## Start EXTRACTED TEXT

Romaldo "Aldo" Giurgola AO (2 September 1920 – 16 May 2016) was an Italian academic, architect, professor, and author. Giurgola was born in Rome, Italy in 1920.  After service in the Italian armed forces during World War II, he was educated at the Sapienza University of Rome. He studied architecture at the University of Rome, completing the equivalent of a B.Arch. with honors in 1949. That same year, he moved to the United States and received a master's degree in architecture from Columbia University. In 1954, Giurgola accepted a position as an assistant professor of architecture at the University of Pennsylvania. Shortly thereafter, Giurgola formed Mitchell/Giurgola Architects in Philadelphia with Ehrman B. Mitchell in 1958. In 1966, Giurgola became chair of the Columbia University School of Architecture and Planning in New York City, where he opened a second office of the firm. In 1980 under Giurgola's direction, the firm won an international competition to design a new Australian parliament building. Giurgola moved to Canberra, Australia to oversee the project. In 1989, after its completion and official opening in 1988, the Parliament House was recognized with the top award for public architecture in Australia.

Professor
Giurgola was a professor at Cornell University and at the University of Pennsylvania, before becoming chair of the Columbia Architecture Department in 1966. He was later named the Ware Professor Emeritus of Architecture at Columbia.

Architect
The first important building of Mitchell/Giurgola was the Wright Brothers National Memorial Visitor Center (1957) for the US National Park Service, a building that brought them national attention for three reasons. It was one of the first NPS visitors' centers that became a building type unto itself. The design was consonant with a certain aesthetic preoccupation with aviation, flight, technology and space travel of the time, the same zeitgeist that produced Saarinen's TWA Terminal at John F. Kennedy International Airport. It was seen as a break with strict modernist tenets in its respect for the site and the program, as opposed to what Giurgola called "the imposition of abstract forms".

## End EXTRACTED TEXT

REQUEST 1
According to the text on Aldo Giurgola, with whom did he form Mitchell/Giurgola Architects in 1958?
REQUEST 2
Carry on the text on Aldo Giurgola from its last sentence.
The records that come next are unrelated to the text on Aldo Giurgola.

## Start SUPPLIED DATA

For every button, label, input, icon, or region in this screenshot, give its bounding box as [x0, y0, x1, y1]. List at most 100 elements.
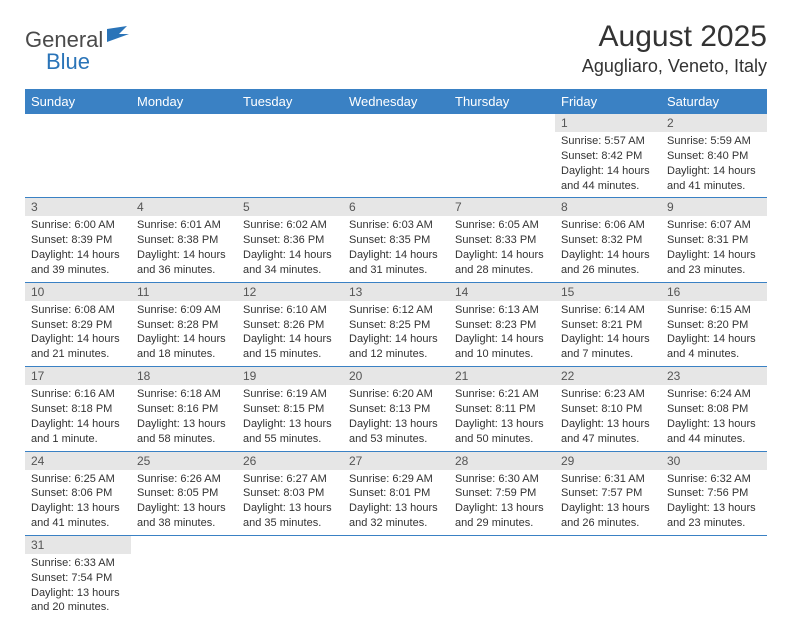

## End SUPPLIED DATA
## Start SUPPLIED DATA

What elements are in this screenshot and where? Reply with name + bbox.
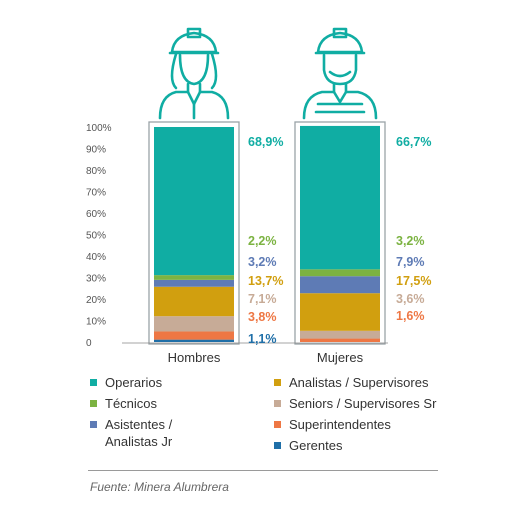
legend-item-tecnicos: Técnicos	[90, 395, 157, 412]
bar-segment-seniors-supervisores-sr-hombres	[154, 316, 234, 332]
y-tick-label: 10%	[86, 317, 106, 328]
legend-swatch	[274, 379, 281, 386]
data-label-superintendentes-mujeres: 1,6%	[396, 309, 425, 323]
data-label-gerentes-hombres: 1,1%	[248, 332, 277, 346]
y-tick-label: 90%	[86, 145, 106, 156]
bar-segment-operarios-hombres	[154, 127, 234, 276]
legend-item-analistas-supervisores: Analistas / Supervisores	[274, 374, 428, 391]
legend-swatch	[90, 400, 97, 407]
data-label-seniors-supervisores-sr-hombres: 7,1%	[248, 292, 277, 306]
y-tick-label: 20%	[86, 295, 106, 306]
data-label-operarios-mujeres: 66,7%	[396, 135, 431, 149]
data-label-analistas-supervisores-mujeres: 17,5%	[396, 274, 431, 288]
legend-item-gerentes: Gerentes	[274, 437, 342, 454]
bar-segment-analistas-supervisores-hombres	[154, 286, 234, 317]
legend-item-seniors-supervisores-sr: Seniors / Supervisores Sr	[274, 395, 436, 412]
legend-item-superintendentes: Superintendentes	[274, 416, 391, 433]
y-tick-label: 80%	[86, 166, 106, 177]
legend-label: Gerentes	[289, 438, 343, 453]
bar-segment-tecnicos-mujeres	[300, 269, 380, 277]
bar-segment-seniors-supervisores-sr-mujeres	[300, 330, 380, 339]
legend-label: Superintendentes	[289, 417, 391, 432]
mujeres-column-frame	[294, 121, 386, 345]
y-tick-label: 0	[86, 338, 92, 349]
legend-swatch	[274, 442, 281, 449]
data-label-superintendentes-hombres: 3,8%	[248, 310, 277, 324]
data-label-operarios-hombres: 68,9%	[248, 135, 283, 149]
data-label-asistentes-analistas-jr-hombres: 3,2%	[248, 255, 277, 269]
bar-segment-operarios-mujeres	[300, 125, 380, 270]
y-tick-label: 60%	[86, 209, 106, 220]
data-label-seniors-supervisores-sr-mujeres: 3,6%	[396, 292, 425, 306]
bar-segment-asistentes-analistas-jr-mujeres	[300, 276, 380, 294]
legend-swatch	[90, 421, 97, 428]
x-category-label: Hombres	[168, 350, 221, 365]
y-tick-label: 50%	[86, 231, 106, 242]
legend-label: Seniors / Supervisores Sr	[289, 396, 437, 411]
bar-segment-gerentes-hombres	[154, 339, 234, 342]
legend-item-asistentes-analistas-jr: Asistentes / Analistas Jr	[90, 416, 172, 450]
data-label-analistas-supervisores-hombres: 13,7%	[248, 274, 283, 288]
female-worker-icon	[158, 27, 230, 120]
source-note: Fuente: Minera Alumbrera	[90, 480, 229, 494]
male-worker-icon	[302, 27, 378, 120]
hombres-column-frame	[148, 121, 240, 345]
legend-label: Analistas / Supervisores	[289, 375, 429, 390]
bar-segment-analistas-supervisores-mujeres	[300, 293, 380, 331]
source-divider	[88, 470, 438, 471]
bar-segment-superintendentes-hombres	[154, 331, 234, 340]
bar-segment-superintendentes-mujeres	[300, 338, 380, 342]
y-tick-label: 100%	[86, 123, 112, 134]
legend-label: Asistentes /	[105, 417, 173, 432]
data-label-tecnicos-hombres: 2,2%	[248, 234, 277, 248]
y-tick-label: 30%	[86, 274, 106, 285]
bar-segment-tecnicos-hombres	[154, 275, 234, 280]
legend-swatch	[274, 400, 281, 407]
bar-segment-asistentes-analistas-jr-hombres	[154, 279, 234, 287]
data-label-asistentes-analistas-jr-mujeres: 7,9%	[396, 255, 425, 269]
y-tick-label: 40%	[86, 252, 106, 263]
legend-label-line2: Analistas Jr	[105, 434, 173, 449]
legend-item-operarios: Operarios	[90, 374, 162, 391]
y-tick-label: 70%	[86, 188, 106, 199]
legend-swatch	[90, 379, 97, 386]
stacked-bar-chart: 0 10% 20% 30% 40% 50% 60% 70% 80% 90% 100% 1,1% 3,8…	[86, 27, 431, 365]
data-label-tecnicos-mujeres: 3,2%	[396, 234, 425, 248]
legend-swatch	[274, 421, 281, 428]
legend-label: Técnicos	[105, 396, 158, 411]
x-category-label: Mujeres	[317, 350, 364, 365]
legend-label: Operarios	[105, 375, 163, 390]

## End SUPPLIED DATA
## Start SUPPLIED DATA

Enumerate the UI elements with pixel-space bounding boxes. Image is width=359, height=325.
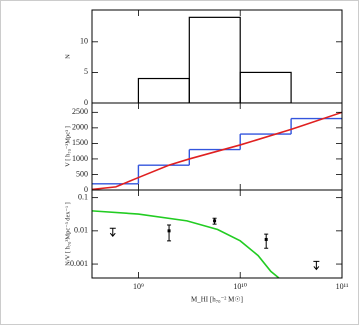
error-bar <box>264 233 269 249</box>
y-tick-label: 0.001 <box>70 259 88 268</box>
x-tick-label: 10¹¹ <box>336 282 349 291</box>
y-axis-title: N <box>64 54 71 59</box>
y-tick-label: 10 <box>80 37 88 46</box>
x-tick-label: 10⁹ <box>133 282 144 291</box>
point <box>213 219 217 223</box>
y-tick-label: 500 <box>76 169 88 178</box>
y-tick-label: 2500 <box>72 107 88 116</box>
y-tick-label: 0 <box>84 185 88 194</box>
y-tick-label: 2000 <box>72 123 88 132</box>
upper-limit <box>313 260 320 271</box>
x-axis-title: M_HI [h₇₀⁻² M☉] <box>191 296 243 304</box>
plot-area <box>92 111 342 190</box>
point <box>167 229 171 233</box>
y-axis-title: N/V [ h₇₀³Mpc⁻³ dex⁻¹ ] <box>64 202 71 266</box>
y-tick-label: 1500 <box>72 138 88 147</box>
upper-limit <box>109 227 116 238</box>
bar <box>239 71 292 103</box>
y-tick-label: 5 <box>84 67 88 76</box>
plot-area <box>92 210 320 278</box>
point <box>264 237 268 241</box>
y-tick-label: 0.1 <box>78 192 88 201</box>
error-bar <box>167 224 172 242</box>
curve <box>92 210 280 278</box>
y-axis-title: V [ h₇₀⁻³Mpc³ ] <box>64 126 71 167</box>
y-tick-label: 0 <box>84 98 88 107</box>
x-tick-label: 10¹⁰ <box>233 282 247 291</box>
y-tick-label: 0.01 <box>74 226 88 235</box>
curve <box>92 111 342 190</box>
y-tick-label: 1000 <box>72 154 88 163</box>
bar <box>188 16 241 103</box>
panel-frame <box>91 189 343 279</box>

## End SUPPLIED DATA

RESPONSE 1
Ehrman B. Mitchell

RESPONSE 2
In Philadelphia, Giurgola had formed a relationship with Louis Kahn, who held similar views.  In April 1961 the architectural critic Jan Rowan grouped Giurgola, Kahn, Robert Venturi, George Qualls, Robert Geddes and others, into "The Philadelphia School".    Giurgola published several books on Kahn's work and philosophy.

Parliament House competition
Giurgola was invited to join the panel of judges for the 1980 international competition for the landmark Australian Parliament House in Canberra. Instead, he chose to enter the competition. After winning, Giurgola moved to Australia and practised there.  He adopted Australian citizenship in January 2000.

Honours and awards
In 1978, he was a Resident in Architecture at the American Academy in Rome.

In 1982, he was awarded the AIA Gold Medal by the American Institute of Architects.

In 1982 he was elected into the National Academy of Design as an Associate member, and became a full Academician in 1994.

The Association of Collegiate Schools of Architecture (ACSA) honored Giurgola with its Distinguished Professor Award in 1987-88.

He was awarded the RAIA Gold Medal by the Royal Australian Institute of Architects in 1988.

In January 1989 he was appointed an Honorary Officer of the Order of Australia, "for service to architecture, particularly the new Parliament House, Canberra".  The award became substantive when he adopted Australian citizenship in 2000.

In 1990 Giurgola's second notable Canberra building, the modest St Thomas Aquinas Church in Charnwood opened in 1989, won the RAIA's Canberra Medallion.

In 2001, he was awarded the Australian Centenary Medal, "for service as Principal Architect of the new and permanent Parliament House".

In 2004 his St Patrick's Cathedral, Parramatta, won him Australia's highest architectural award, the RAIA's Sir Zelman Cowen Award for Public Buildings, which he was first awarded in 1989 for the Parliament House.

In 2003 he was awarded an honorary doctorate from the University of Sydney.

A resident of Canberra since the 1980s, by 2005 Giurgola had built his own house at Lake Bathurst near Goulburn.

The portrait of Romaldo Giurgola painted by Mandy Martin, was gifted by the RAIA to the National Portrait Gallery in Canberra in 2005.

Projects
 Wright Brothers National Memorial Visitor Center, Kitty Hawk, North Carolina (1958–60).
 Additions to University of Pennsylvania Museum of Archaeology and Anthropology, Philadelphia, Pennsylvania (1960–73).
 Kenneth and Judy Dayton Residence, Wayzata, Minnesota (1970). Demolished 2016.
 United Fund Headquarters Building, Philadelphia, Pennsylvania (1971).
 Boston Public Library, South End Branch (1971).
 INA Tower, Philadelphia, Pennsylvania (1971–75).
 Penn Mutual Tower, Philadelphia, Pennsylvania (1971–75).
 Columbus East High School, Columbus, Indiana (1972).
 Lang Music Building, Swarthmore College, Swarthmore, Pennsylvania (1973).
 Casa Thomas Jefferson, Brasília, Brazil (1974).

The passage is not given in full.